• _The request_:
Pick out each line with the word "JSON" from the material that follows.

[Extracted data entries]
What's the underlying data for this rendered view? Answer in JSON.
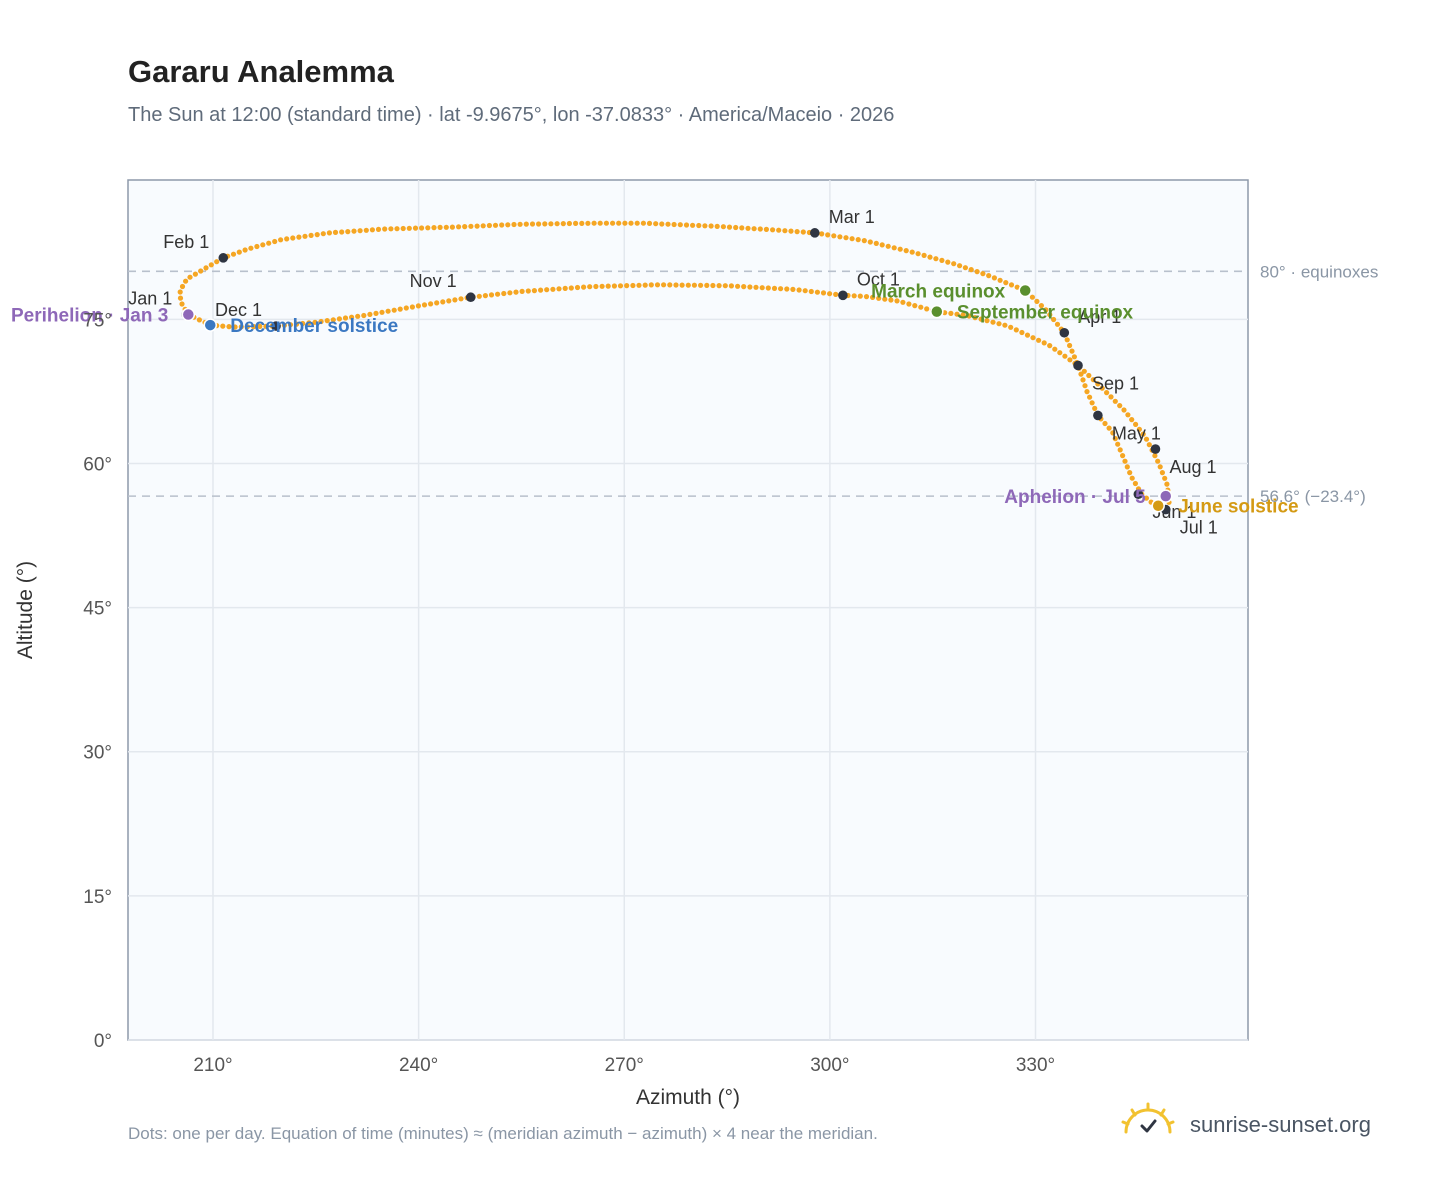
{
  "header": {
    "title": "Gararu Analemma",
    "subtitle": "The Sun at 12:00 (standard time) · lat -9.9675°, lon -37.0833° · America/Maceio · 2026"
  },
  "footer": {
    "note": "Dots: one per day. Equation of time (minutes) ≈ (meridian azimuth − azimuth) × 4 near the meridian.",
    "brand": "sunrise-sunset.org"
  },
  "colors": {
    "curve": "#f5a623",
    "month_marker": "#2f3542",
    "equinox": "#5a8f2e",
    "june_solstice": "#d49a14",
    "december_solstice": "#3b78c2",
    "apsis": "#8e68b8",
    "grid": "#e3e8ee",
    "plot_bg": "#f8fbfe",
    "reference_line": "#b8c0cc",
    "brand_sun": "#f2c230"
  },
  "chart_data": {
    "type": "scatter",
    "xlabel": "Azimuth (°)",
    "ylabel": "Altitude (°)",
    "xlim": [
      197.6,
      361
    ],
    "ylim": [
      0,
      89.5
    ],
    "x_ticks": [
      210,
      240,
      270,
      300,
      330
    ],
    "x_tick_labels": [
      "210°",
      "240°",
      "270°",
      "300°",
      "330°"
    ],
    "y_ticks": [
      0,
      15,
      30,
      45,
      60,
      75
    ],
    "y_tick_labels": [
      "0°",
      "15°",
      "30°",
      "45°",
      "60°",
      "75°"
    ],
    "grid": true,
    "reference_lines": [
      {
        "y": 80,
        "label": "80° · equinoxes"
      },
      {
        "y": 56.6,
        "label": "56.6° (−23.4°)"
      }
    ],
    "analemma_path": [
      [
        206.4,
        75.5
      ],
      [
        205.3,
        76.8
      ],
      [
        205.2,
        78.0
      ],
      [
        206.2,
        79.2
      ],
      [
        208.6,
        80.2
      ],
      [
        211.5,
        81.4
      ],
      [
        215.0,
        82.3
      ],
      [
        220.0,
        83.3
      ],
      [
        227.0,
        84.0
      ],
      [
        235.0,
        84.4
      ],
      [
        245.0,
        84.6
      ],
      [
        255.0,
        84.9
      ],
      [
        265.0,
        85.0
      ],
      [
        273.0,
        85.0
      ],
      [
        283.0,
        84.7
      ],
      [
        292.0,
        84.3
      ],
      [
        297.8,
        84.0
      ],
      [
        305.0,
        83.2
      ],
      [
        312.0,
        82.0
      ],
      [
        318.0,
        80.8
      ],
      [
        323.0,
        79.6
      ],
      [
        328.5,
        78.0
      ],
      [
        331.5,
        76.0
      ],
      [
        334.2,
        73.6
      ],
      [
        336.2,
        70.2
      ],
      [
        337.5,
        67.5
      ],
      [
        339.1,
        65.0
      ],
      [
        341.2,
        63.3
      ],
      [
        342.6,
        61.0
      ],
      [
        344.0,
        58.6
      ],
      [
        345.5,
        56.8
      ],
      [
        347.5,
        55.6
      ],
      [
        349.0,
        55.2
      ],
      [
        349.5,
        56.0
      ],
      [
        349.2,
        57.8
      ],
      [
        348.0,
        60.0
      ],
      [
        346.0,
        62.8
      ],
      [
        343.0,
        65.5
      ],
      [
        339.5,
        68.0
      ],
      [
        336.2,
        70.2
      ],
      [
        332.0,
        72.3
      ],
      [
        326.0,
        74.3
      ],
      [
        320.0,
        75.4
      ],
      [
        315.6,
        75.8
      ],
      [
        310.0,
        76.9
      ],
      [
        305.0,
        77.4
      ],
      [
        301.9,
        77.5
      ],
      [
        295.0,
        78.1
      ],
      [
        285.0,
        78.5
      ],
      [
        275.0,
        78.6
      ],
      [
        265.0,
        78.4
      ],
      [
        255.0,
        77.9
      ],
      [
        247.6,
        77.3
      ],
      [
        240.0,
        76.4
      ],
      [
        232.0,
        75.4
      ],
      [
        225.0,
        74.7
      ],
      [
        219.2,
        74.3
      ],
      [
        213.0,
        74.2
      ],
      [
        209.6,
        74.4
      ],
      [
        206.4,
        75.5
      ]
    ],
    "month_markers": [
      {
        "label": "Jan 1",
        "x": 206.1,
        "y": 75.5,
        "pos": "above-left"
      },
      {
        "label": "Feb 1",
        "x": 211.5,
        "y": 81.4,
        "pos": "above-left"
      },
      {
        "label": "Mar 1",
        "x": 297.8,
        "y": 84.0,
        "pos": "above-right"
      },
      {
        "label": "Apr 1",
        "x": 334.2,
        "y": 73.6,
        "pos": "above-right"
      },
      {
        "label": "May 1",
        "x": 339.1,
        "y": 65.0,
        "pos": "below-right"
      },
      {
        "label": "Jun 1",
        "x": 345.0,
        "y": 56.8,
        "pos": "below-right"
      },
      {
        "label": "Jul 1",
        "x": 349.0,
        "y": 55.2,
        "pos": "below-right"
      },
      {
        "label": "Aug 1",
        "x": 347.5,
        "y": 61.5,
        "pos": "below-right"
      },
      {
        "label": "Sep 1",
        "x": 336.2,
        "y": 70.2,
        "pos": "below-right"
      },
      {
        "label": "Oct 1",
        "x": 301.9,
        "y": 77.5,
        "pos": "above-right"
      },
      {
        "label": "Nov 1",
        "x": 247.6,
        "y": 77.3,
        "pos": "above-left"
      },
      {
        "label": "Dec 1",
        "x": 219.2,
        "y": 74.3,
        "pos": "above-left"
      }
    ],
    "events": [
      {
        "label": "March equinox",
        "x": 328.5,
        "y": 78.0,
        "kind": "equinox",
        "anchor": "end"
      },
      {
        "label": "September equinox",
        "x": 315.6,
        "y": 75.8,
        "kind": "equinox",
        "anchor": "start"
      },
      {
        "label": "June solstice",
        "x": 347.9,
        "y": 55.6,
        "kind": "june_solstice",
        "anchor": "start"
      },
      {
        "label": "December solstice",
        "x": 209.6,
        "y": 74.4,
        "kind": "december_solstice",
        "anchor": "start"
      },
      {
        "label": "Perihelion · Jan 3",
        "x": 206.4,
        "y": 75.5,
        "kind": "apsis",
        "anchor": "end"
      },
      {
        "label": "Aphelion · Jul 5",
        "x": 349.0,
        "y": 56.6,
        "kind": "apsis",
        "anchor": "end"
      }
    ]
  }
}
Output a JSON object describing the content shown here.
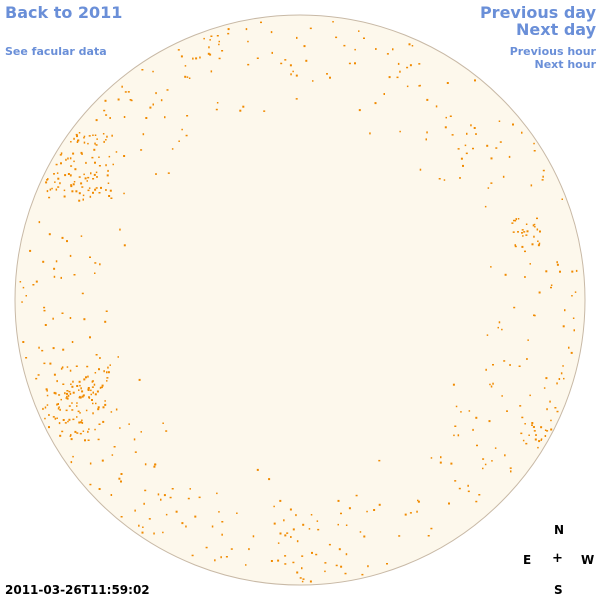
{
  "nav": {
    "back_label": "Back to 2011",
    "facular_label": "See facular data",
    "previous_day_label": "Previous day",
    "next_day_label": "Next day",
    "previous_hour_label": "Previous hour",
    "next_hour_label": "Next hour"
  },
  "compass": {
    "north": "N",
    "east": "E",
    "center": "+",
    "west": "W",
    "south": "S"
  },
  "timestamp": "2011-03-26T11:59:02",
  "colors": {
    "disk_fill": "#fdf8ec",
    "disk_border": "#c8b9a6",
    "spot": "#f08a00",
    "link": "#6a8fd8"
  }
}
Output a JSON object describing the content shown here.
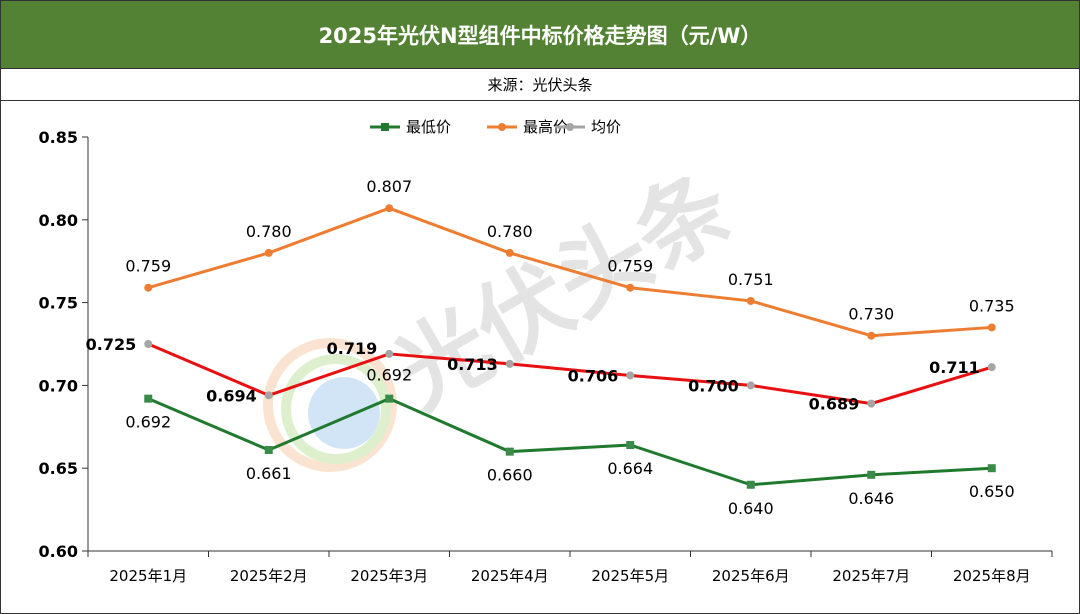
{
  "header": {
    "title": "2025年光伏N型组件中标价格走势图（元/W）",
    "source": "来源：光伏头条"
  },
  "watermark": {
    "text": "光伏头条"
  },
  "colors": {
    "title_bg": "#548235",
    "min_series": "#1F7A2E",
    "max_series": "#ED7D31",
    "avg_line": "#E81010",
    "avg_marker": "#A5A5A5"
  },
  "chart_data": {
    "type": "line",
    "title": "2025年光伏N型组件中标价格走势图（元/W）",
    "xlabel": "",
    "ylabel": "",
    "categories": [
      "2025年1月",
      "2025年2月",
      "2025年3月",
      "2025年4月",
      "2025年5月",
      "2025年6月",
      "2025年7月",
      "2025年8月"
    ],
    "ylim": [
      0.6,
      0.85
    ],
    "yticks": [
      "0.60",
      "0.65",
      "0.70",
      "0.75",
      "0.80",
      "0.85"
    ],
    "grid": false,
    "legend_position": "top-center",
    "series": [
      {
        "name": "最低价",
        "marker": "square",
        "values": [
          0.692,
          0.661,
          0.692,
          0.66,
          0.664,
          0.64,
          0.646,
          0.65
        ],
        "labels": [
          "0.692",
          "0.661",
          "0.692",
          "0.660",
          "0.664",
          "0.640",
          "0.646",
          "0.650"
        ]
      },
      {
        "name": "最高价",
        "marker": "circle",
        "values": [
          0.759,
          0.78,
          0.807,
          0.78,
          0.759,
          0.751,
          0.73,
          0.735
        ],
        "labels": [
          "0.759",
          "0.780",
          "0.807",
          "0.780",
          "0.759",
          "0.751",
          "0.730",
          "0.735"
        ]
      },
      {
        "name": "均价",
        "marker": "circle",
        "values": [
          0.725,
          0.694,
          0.719,
          0.713,
          0.706,
          0.7,
          0.689,
          0.711
        ],
        "labels": [
          "0.725",
          "0.694",
          "0.719",
          "0.713",
          "0.706",
          "0.700",
          "0.689",
          "0.711"
        ]
      }
    ]
  }
}
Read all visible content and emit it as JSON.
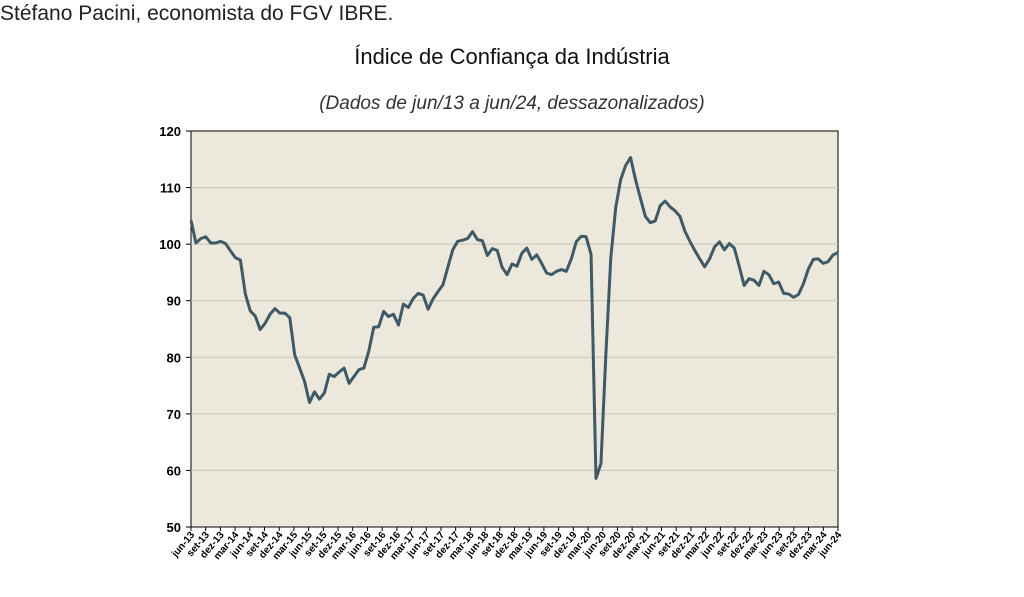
{
  "header": {
    "byline": "Stéfano Pacini, economista do FGV IBRE."
  },
  "chart_data": {
    "type": "line",
    "title": "Índice de Confiança da Indústria",
    "subtitle": "(Dados de jun/13 a jun/24, dessazonalizados)",
    "xlabel": "",
    "ylabel": "",
    "ylim": [
      50,
      120
    ],
    "yticks": [
      50,
      60,
      70,
      80,
      90,
      100,
      110,
      120
    ],
    "grid": true,
    "colors": {
      "line": "#3f5a66",
      "plot_background": "#ece9dc",
      "grid": "#c9c6b9"
    },
    "xtick_labels": [
      "jun-13",
      "set-13",
      "dez-13",
      "mar-14",
      "jun-14",
      "set-14",
      "dez-14",
      "mar-15",
      "jun-15",
      "set-15",
      "dez-15",
      "mar-16",
      "jun-16",
      "set-16",
      "dez-16",
      "mar-17",
      "jun-17",
      "set-17",
      "dez-17",
      "mar-18",
      "jun-18",
      "set-18",
      "dez-18",
      "mar-19",
      "jun-19",
      "set-19",
      "dez-19",
      "mar-20",
      "jun-20",
      "set-20",
      "dez-20",
      "mar-21",
      "jun-21",
      "set-21",
      "dez-21",
      "mar-22",
      "jun-22",
      "set-22",
      "dez-22",
      "mar-23",
      "jun-23",
      "set-23",
      "dez-23",
      "mar-24",
      "jun-24"
    ],
    "values": [
      104.2,
      100.2,
      101.0,
      101.3,
      100.2,
      100.2,
      100.5,
      100.1,
      98.8,
      97.6,
      97.2,
      91.2,
      88.2,
      87.3,
      84.9,
      86.0,
      87.6,
      88.6,
      87.8,
      87.8,
      87.0,
      80.4,
      78.1,
      75.7,
      72.0,
      73.9,
      72.6,
      73.7,
      77.0,
      76.6,
      77.4,
      78.1,
      75.4,
      76.6,
      77.8,
      78.1,
      81.1,
      85.3,
      85.4,
      88.1,
      87.2,
      87.6,
      85.7,
      89.4,
      88.8,
      90.4,
      91.3,
      91.0,
      88.5,
      90.3,
      91.6,
      92.8,
      95.9,
      99.0,
      100.5,
      100.7,
      101.0,
      102.2,
      100.8,
      100.6,
      98.0,
      99.2,
      98.9,
      95.9,
      94.6,
      96.5,
      96.1,
      98.4,
      99.3,
      97.3,
      98.1,
      96.6,
      94.9,
      94.6,
      95.2,
      95.5,
      95.2,
      97.4,
      100.4,
      101.4,
      101.3,
      98.2,
      58.6,
      61.2,
      80.5,
      97.6,
      106.5,
      111.4,
      113.9,
      115.3,
      111.4,
      108.1,
      104.9,
      103.8,
      104.1,
      106.8,
      107.6,
      106.6,
      105.9,
      104.9,
      102.3,
      100.5,
      98.9,
      97.4,
      96.0,
      97.4,
      99.5,
      100.4,
      99.0,
      100.1,
      99.3,
      96.1,
      92.7,
      93.9,
      93.6,
      92.7,
      95.2,
      94.6,
      93.0,
      93.3,
      91.3,
      91.2,
      90.6,
      91.1,
      93.0,
      95.6,
      97.3,
      97.4,
      96.6,
      96.9,
      98.1,
      98.5
    ]
  }
}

• _Exercise output_:
What's the underlying data for this rendered view? Answer in JSON.
Output a JSON object describing the content shown here.
Output a JSON object describing the content shown here.
Read all visible content and emit it as JSON.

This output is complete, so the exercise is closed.